- _What to work on_:
Copy out all of the material exactly as presented.

━━━ Information given

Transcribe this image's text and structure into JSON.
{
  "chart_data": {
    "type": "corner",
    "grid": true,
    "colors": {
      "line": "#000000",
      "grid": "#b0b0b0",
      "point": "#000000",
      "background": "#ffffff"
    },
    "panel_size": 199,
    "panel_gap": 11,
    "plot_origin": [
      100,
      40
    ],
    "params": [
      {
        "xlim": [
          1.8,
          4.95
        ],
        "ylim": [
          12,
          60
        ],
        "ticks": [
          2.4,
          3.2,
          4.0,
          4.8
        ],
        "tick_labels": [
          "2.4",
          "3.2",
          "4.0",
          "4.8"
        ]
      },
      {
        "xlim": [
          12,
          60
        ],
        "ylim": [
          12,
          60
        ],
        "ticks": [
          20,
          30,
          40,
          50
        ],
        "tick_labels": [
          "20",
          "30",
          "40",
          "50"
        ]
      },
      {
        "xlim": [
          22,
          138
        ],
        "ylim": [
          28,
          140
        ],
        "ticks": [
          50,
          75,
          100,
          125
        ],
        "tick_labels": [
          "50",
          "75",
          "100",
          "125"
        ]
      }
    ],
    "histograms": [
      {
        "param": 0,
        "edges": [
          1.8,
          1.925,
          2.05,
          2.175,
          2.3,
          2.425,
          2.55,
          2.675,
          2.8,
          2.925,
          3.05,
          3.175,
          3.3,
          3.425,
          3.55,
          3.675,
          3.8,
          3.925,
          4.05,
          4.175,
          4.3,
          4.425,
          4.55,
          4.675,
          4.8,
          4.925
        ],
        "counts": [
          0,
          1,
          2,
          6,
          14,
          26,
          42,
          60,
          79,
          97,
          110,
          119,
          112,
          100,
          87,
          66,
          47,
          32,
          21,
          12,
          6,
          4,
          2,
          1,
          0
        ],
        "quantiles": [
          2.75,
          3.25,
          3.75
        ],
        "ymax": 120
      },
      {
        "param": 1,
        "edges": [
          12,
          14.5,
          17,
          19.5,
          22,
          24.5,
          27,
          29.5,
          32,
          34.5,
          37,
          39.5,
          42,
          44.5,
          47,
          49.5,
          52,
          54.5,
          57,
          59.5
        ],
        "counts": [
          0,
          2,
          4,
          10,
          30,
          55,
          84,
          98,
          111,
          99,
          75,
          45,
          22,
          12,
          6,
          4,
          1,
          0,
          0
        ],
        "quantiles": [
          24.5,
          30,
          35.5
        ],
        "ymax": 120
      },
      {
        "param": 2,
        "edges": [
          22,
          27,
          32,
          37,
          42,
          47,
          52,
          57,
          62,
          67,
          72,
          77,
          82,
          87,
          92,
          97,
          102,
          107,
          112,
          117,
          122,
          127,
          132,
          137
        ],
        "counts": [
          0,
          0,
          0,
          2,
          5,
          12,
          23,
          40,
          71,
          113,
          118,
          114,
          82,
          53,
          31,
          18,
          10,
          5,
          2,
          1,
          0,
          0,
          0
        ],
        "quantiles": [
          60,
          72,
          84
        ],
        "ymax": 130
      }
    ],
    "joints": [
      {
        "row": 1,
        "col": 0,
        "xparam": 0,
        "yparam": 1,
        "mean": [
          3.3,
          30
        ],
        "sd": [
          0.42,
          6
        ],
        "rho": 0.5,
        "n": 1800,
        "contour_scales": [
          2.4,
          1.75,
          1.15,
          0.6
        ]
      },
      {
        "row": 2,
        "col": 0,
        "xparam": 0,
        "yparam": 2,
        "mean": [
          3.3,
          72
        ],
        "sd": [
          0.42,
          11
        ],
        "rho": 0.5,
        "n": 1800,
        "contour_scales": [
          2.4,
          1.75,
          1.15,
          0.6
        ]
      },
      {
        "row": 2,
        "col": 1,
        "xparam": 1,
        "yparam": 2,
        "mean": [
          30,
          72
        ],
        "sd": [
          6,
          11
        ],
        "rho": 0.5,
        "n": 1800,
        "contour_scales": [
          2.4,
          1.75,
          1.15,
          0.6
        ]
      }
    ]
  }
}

━━━━━━

- _Result of the task_:
Transcribe this image's text and structure into JSON.
{
  "chart_data": {
    "type": "corner",
    "grid": true,
    "colors": {
      "line": "#000000",
      "grid": "#b0b0b0",
      "point": "#000000",
      "background": "#ffffff"
    },
    "panel_size": 199,
    "panel_gap": 11,
    "plot_origin": [
      100,
      40
    ],
    "params": [
      {
        "xlim": [
          1.8,
          4.95
        ],
        "ylim": [
          12,
          60
        ],
        "ticks": [
          2.4,
          3.2,
          4.0,
          4.8
        ],
        "tick_labels": [
          "2.4",
          "3.2",
          "4.0",
          "4.8"
        ]
      },
      {
        "xlim": [
          12,
          60
        ],
        "ylim": [
          12,
          60
        ],
        "ticks": [
          20,
          30,
          40,
          50
        ],
        "tick_labels": [
          "20",
          "30",
          "40",
          "50"
        ]
      },
      {
        "xlim": [
          22,
          138
        ],
        "ylim": [
          28,
          140
        ],
        "ticks": [
          50,
          75,
          100,
          125
        ],
        "tick_labels": [
          "50",
          "75",
          "100",
          "125"
        ]
      }
    ],
    "histograms": [
      {
        "param": 0,
        "edges": [
          1.8,
          1.925,
          2.05,
          2.175,
          2.3,
          2.425,
          2.55,
          2.675,
          2.8,
          2.925,
          3.05,
          3.175,
          3.3,
          3.425,
          3.55,
          3.675,
          3.8,
          3.925,
          4.05,
          4.175,
          4.3,
          4.425,
          4.55,
          4.675,
          4.8,
          4.925
        ],
        "counts": [
          0,
          1,
          2,
          6,
          14,
          26,
          42,
          60,
          79,
          97,
          110,
          119,
          112,
          100,
          87,
          66,
          47,
          32,
          21,
          12,
          6,
          4,
          2,
          1,
          0
        ],
        "quantiles": [
          2.75,
          3.25,
          3.75
        ],
        "ymax": 120
      },
      {
        "param": 1,
        "edges": [
          12,
          14.5,
          17,
          19.5,
          22,
          24.5,
          27,
          29.5,
          32,
          34.5,
          37,
          39.5,
          42,
          44.5,
          47,
          49.5,
          52,
          54.5,
          57,
          59.5
        ],
        "counts": [
          0,
          2,
          4,
          10,
          30,
          55,
          84,
          98,
          111,
          99,
          75,
          45,
          22,
          12,
          6,
          4,
          1,
          0,
          0
        ],
        "quantiles": [
          24.5,
          30,
          35.5
        ],
        "ymax": 120
      },
      {
        "param": 2,
        "edges": [
          22,
          27,
          32,
          37,
          42,
          47,
          52,
          57,
          62,
          67,
          72,
          77,
          82,
          87,
          92,
          97,
          102,
          107,
          112,
          117,
          122,
          127,
          132,
          137
        ],
        "counts": [
          0,
          0,
          0,
          2,
          5,
          12,
          23,
          40,
          71,
          113,
          118,
          114,
          82,
          53,
          31,
          18,
          10,
          5,
          2,
          1,
          0,
          0,
          0
        ],
        "quantiles": [
          60,
          72,
          84
        ],
        "ymax": 130
      }
    ],
    "joints": [
      {
        "row": 1,
        "col": 0,
        "xparam": 0,
        "yparam": 1,
        "mean": [
          3.3,
          30
        ],
        "sd": [
          0.42,
          6
        ],
        "rho": 0.5,
        "n": 1800,
        "contour_scales": [
          2.4,
          1.75,
          1.15,
          0.6
        ]
      },
      {
        "row": 2,
        "col": 0,
        "xparam": 0,
        "yparam": 2,
        "mean": [
          3.3,
          72
        ],
        "sd": [
          0.42,
          11
        ],
        "rho": 0.5,
        "n": 1800,
        "contour_scales": [
          2.4,
          1.75,
          1.15,
          0.6
        ]
      },
      {
        "row": 2,
        "col": 1,
        "xparam": 1,
        "yparam": 2,
        "mean": [
          30,
          72
        ],
        "sd": [
          6,
          11
        ],
        "rho": 0.5,
        "n": 1800,
        "contour_scales": [
          2.4,
          1.75,
          1.15,
          0.6
        ]
      }
    ]
  }
}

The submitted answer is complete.